**Brief**
Go through the material below, count the lines with the word "Deine", and reply with the count alone.

───── Data for the task

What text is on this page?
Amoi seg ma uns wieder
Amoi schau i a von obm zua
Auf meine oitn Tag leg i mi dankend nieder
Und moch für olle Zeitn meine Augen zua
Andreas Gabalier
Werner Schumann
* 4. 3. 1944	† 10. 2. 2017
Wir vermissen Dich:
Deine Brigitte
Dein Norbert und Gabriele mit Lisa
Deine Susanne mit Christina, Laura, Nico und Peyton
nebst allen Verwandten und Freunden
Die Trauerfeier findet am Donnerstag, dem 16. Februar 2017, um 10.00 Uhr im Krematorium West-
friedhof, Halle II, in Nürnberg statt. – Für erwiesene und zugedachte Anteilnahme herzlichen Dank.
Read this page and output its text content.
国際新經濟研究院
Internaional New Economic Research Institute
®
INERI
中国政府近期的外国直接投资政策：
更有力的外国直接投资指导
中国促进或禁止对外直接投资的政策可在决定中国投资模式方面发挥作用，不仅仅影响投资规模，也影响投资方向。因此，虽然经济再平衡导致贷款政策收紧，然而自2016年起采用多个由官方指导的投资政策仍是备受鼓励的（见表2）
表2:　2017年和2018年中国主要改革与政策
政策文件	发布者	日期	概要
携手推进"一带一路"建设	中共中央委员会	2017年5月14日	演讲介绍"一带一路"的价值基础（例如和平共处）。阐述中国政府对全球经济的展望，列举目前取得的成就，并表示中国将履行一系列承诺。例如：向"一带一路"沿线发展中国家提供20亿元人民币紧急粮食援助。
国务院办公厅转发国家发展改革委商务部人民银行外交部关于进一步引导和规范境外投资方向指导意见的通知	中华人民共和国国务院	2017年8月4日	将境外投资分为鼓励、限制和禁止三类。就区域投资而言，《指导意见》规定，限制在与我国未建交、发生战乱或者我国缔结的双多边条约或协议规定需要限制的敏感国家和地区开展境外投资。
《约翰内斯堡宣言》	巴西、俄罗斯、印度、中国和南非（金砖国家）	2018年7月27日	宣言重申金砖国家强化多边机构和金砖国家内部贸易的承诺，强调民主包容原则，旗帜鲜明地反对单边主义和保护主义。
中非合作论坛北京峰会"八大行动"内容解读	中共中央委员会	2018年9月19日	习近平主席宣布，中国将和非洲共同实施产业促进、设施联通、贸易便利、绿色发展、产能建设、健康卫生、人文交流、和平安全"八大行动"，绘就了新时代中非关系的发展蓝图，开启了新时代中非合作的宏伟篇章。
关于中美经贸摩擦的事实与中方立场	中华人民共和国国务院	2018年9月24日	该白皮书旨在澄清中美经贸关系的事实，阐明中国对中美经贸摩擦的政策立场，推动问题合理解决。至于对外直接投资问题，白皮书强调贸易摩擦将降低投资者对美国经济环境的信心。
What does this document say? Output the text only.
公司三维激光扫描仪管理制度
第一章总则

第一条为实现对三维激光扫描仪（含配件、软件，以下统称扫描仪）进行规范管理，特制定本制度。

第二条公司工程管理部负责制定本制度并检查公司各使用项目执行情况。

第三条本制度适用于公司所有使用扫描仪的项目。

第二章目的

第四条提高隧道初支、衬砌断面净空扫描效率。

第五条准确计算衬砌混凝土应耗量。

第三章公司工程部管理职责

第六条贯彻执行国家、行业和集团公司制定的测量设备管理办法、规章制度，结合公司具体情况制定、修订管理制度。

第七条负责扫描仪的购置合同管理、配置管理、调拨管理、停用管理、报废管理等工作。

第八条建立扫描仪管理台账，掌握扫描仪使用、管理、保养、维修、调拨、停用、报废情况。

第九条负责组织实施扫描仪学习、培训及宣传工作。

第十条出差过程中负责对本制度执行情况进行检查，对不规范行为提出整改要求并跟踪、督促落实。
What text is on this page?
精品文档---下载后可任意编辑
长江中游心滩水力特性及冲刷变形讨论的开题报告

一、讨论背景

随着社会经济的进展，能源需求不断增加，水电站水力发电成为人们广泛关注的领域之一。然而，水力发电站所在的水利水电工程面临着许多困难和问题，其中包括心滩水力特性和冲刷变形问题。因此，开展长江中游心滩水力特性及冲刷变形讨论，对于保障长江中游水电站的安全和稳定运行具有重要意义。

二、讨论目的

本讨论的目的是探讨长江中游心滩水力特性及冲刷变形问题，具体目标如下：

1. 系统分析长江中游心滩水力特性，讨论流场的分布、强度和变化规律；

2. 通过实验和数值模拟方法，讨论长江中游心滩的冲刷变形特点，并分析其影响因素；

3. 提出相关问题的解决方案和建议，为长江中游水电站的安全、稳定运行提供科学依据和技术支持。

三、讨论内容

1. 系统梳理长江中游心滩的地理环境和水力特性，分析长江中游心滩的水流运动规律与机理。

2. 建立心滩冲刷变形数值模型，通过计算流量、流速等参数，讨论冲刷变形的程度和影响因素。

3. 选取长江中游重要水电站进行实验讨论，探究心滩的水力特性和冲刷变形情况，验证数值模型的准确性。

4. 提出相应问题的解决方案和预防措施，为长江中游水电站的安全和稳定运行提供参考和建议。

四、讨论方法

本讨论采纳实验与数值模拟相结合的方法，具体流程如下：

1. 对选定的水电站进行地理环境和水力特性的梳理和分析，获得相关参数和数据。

──────────

**Expected answer**
2